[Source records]

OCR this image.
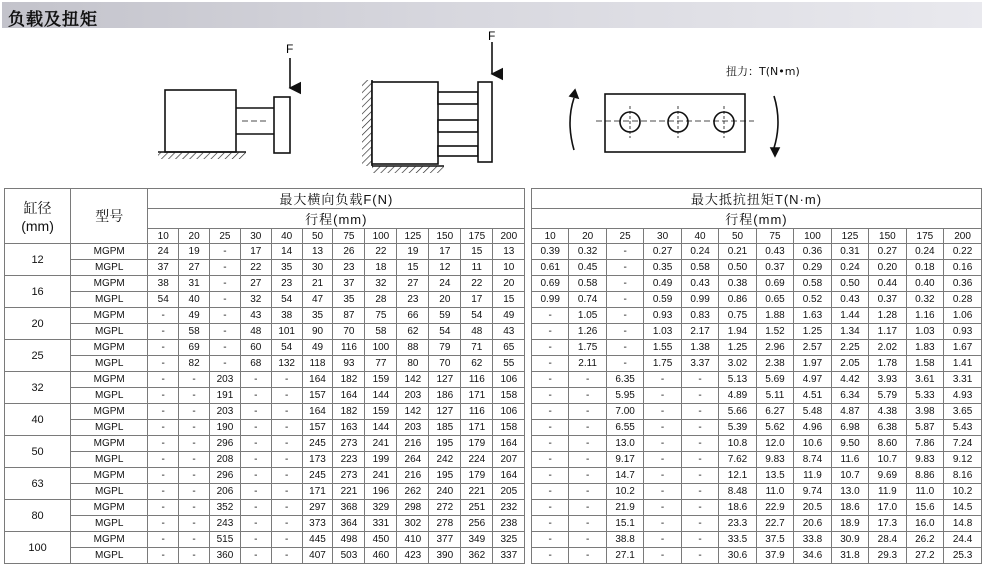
负载及扭矩
F
F
扭力：T(N•m)
缸径
(mm)	型号	最大横向负载F(N)													最大抵抗扭矩T(N·m)											
		行程(mm)													行程(mm)											
		10	20	25	30	40	50	75	100	125	150	175	200		10	20	25	30	40	50	75	100	125	150	175	200
12	MGPM	24	19	-	17	14	13	26	22	19	17	15	13		0.39	0.32	-	0.27	0.24	0.21	0.43	0.36	0.31	0.27	0.24	0.22
	MGPL	37	27	-	22	35	30	23	18	15	12	11	10		0.61	0.45	-	0.35	0.58	0.50	0.37	0.29	0.24	0.20	0.18	0.16
16	MGPM	38	31	-	27	23	21	37	32	27	24	22	20		0.69	0.58	-	0.49	0.43	0.38	0.69	0.58	0.50	0.44	0.40	0.36
	MGPL	54	40	-	32	54	47	35	28	23	20	17	15		0.99	0.74	-	0.59	0.99	0.86	0.65	0.52	0.43	0.37	0.32	0.28
20	MGPM	-	49	-	43	38	35	87	75	66	59	54	49		-	1.05	-	0.93	0.83	0.75	1.88	1.63	1.44	1.28	1.16	1.06
	MGPL	-	58	-	48	101	90	70	58	62	54	48	43		-	1.26	-	1.03	2.17	1.94	1.52	1.25	1.34	1.17	1.03	0.93
25	MGPM	-	69	-	60	54	49	116	100	88	79	71	65		-	1.75	-	1.55	1.38	1.25	2.96	2.57	2.25	2.02	1.83	1.67
	MGPL	-	82	-	68	132	118	93	77	80	70	62	55		-	2.11	-	1.75	3.37	3.02	2.38	1.97	2.05	1.78	1.58	1.41
32	MGPM	-	-	203	-	-	164	182	159	142	127	116	106		-	-	6.35	-	-	5.13	5.69	4.97	4.42	3.93	3.61	3.31
	MGPL	-	-	191	-	-	157	164	144	203	186	171	158		-	-	5.95	-	-	4.89	5.11	4.51	6.34	5.79	5.33	4.93
40	MGPM	-	-	203	-	-	164	182	159	142	127	116	106		-	-	7.00	-	-	5.66	6.27	5.48	4.87	4.38	3.98	3.65
	MGPL	-	-	190	-	-	157	163	144	203	185	171	158		-	-	6.55	-	-	5.39	5.62	4.96	6.98	6.38	5.87	5.43
50	MGPM	-	-	296	-	-	245	273	241	216	195	179	164		-	-	13.0	-	-	10.8	12.0	10.6	9.50	8.60	7.86	7.24
	MGPL	-	-	208	-	-	173	223	199	264	242	224	207		-	-	9.17	-	-	7.62	9.83	8.74	11.6	10.7	9.83	9.12
63	MGPM	-	-	296	-	-	245	273	241	216	195	179	164		-	-	14.7	-	-	12.1	13.5	11.9	10.7	9.69	8.86	8.16
	MGPL	-	-	206	-	-	171	221	196	262	240	221	205		-	-	10.2	-	-	8.48	11.0	9.74	13.0	11.9	11.0	10.2
80	MGPM	-	-	352	-	-	297	368	329	298	272	251	232		-	-	21.9	-	-	18.6	22.9	20.5	18.6	17.0	15.6	14.5
	MGPL	-	-	243	-	-	373	364	331	302	278	256	238		-	-	15.1	-	-	23.3	22.7	20.6	18.9	17.3	16.0	14.8
100	MGPM	-	-	515	-	-	445	498	450	410	377	349	325		-	-	38.8	-	-	33.5	37.5	33.8	30.9	28.4	26.2	24.4
	MGPL	-	-	360	-	-	407	503	460	423	390	362	337		-	-	27.1	-	-	30.6	37.9	34.6	31.8	29.3	27.2	25.3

Task directions
Pictures are to be left out; all else in the entries above is to be quoted exactly.

Response below
OCR this image.
负载及扭矩
F
F
扭力：T(N•m)
缸径
(mm)	型号	最大横向负载F(N)													最大抵抗扭矩T(N·m)											
		行程(mm)													行程(mm)											
		10	20	25	30	40	50	75	100	125	150	175	200		10	20	25	30	40	50	75	100	125	150	175	200
12	MGPM	24	19	-	17	14	13	26	22	19	17	15	13		0.39	0.32	-	0.27	0.24	0.21	0.43	0.36	0.31	0.27	0.24	0.22
	MGPL	37	27	-	22	35	30	23	18	15	12	11	10		0.61	0.45	-	0.35	0.58	0.50	0.37	0.29	0.24	0.20	0.18	0.16
16	MGPM	38	31	-	27	23	21	37	32	27	24	22	20		0.69	0.58	-	0.49	0.43	0.38	0.69	0.58	0.50	0.44	0.40	0.36
	MGPL	54	40	-	32	54	47	35	28	23	20	17	15		0.99	0.74	-	0.59	0.99	0.86	0.65	0.52	0.43	0.37	0.32	0.28
20	MGPM	-	49	-	43	38	35	87	75	66	59	54	49		-	1.05	-	0.93	0.83	0.75	1.88	1.63	1.44	1.28	1.16	1.06
	MGPL	-	58	-	48	101	90	70	58	62	54	48	43		-	1.26	-	1.03	2.17	1.94	1.52	1.25	1.34	1.17	1.03	0.93
25	MGPM	-	69	-	60	54	49	116	100	88	79	71	65		-	1.75	-	1.55	1.38	1.25	2.96	2.57	2.25	2.02	1.83	1.67
	MGPL	-	82	-	68	132	118	93	77	80	70	62	55		-	2.11	-	1.75	3.37	3.02	2.38	1.97	2.05	1.78	1.58	1.41
32	MGPM	-	-	203	-	-	164	182	159	142	127	116	106		-	-	6.35	-	-	5.13	5.69	4.97	4.42	3.93	3.61	3.31
	MGPL	-	-	191	-	-	157	164	144	203	186	171	158		-	-	5.95	-	-	4.89	5.11	4.51	6.34	5.79	5.33	4.93
40	MGPM	-	-	203	-	-	164	182	159	142	127	116	106		-	-	7.00	-	-	5.66	6.27	5.48	4.87	4.38	3.98	3.65
	MGPL	-	-	190	-	-	157	163	144	203	185	171	158		-	-	6.55	-	-	5.39	5.62	4.96	6.98	6.38	5.87	5.43
50	MGPM	-	-	296	-	-	245	273	241	216	195	179	164		-	-	13.0	-	-	10.8	12.0	10.6	9.50	8.60	7.86	7.24
	MGPL	-	-	208	-	-	173	223	199	264	242	224	207		-	-	9.17	-	-	7.62	9.83	8.74	11.6	10.7	9.83	9.12
63	MGPM	-	-	296	-	-	245	273	241	216	195	179	164		-	-	14.7	-	-	12.1	13.5	11.9	10.7	9.69	8.86	8.16
	MGPL	-	-	206	-	-	171	221	196	262	240	221	205		-	-	10.2	-	-	8.48	11.0	9.74	13.0	11.9	11.0	10.2
80	MGPM	-	-	352	-	-	297	368	329	298	272	251	232		-	-	21.9	-	-	18.6	22.9	20.5	18.6	17.0	15.6	14.5
	MGPL	-	-	243	-	-	373	364	331	302	278	256	238		-	-	15.1	-	-	23.3	22.7	20.6	18.9	17.3	16.0	14.8
100	MGPM	-	-	515	-	-	445	498	450	410	377	349	325		-	-	38.8	-	-	33.5	37.5	33.8	30.9	28.4	26.2	24.4
	MGPL	-	-	360	-	-	407	503	460	423	390	362	337		-	-	27.1	-	-	30.6	37.9	34.6	31.8	29.3	27.2	25.3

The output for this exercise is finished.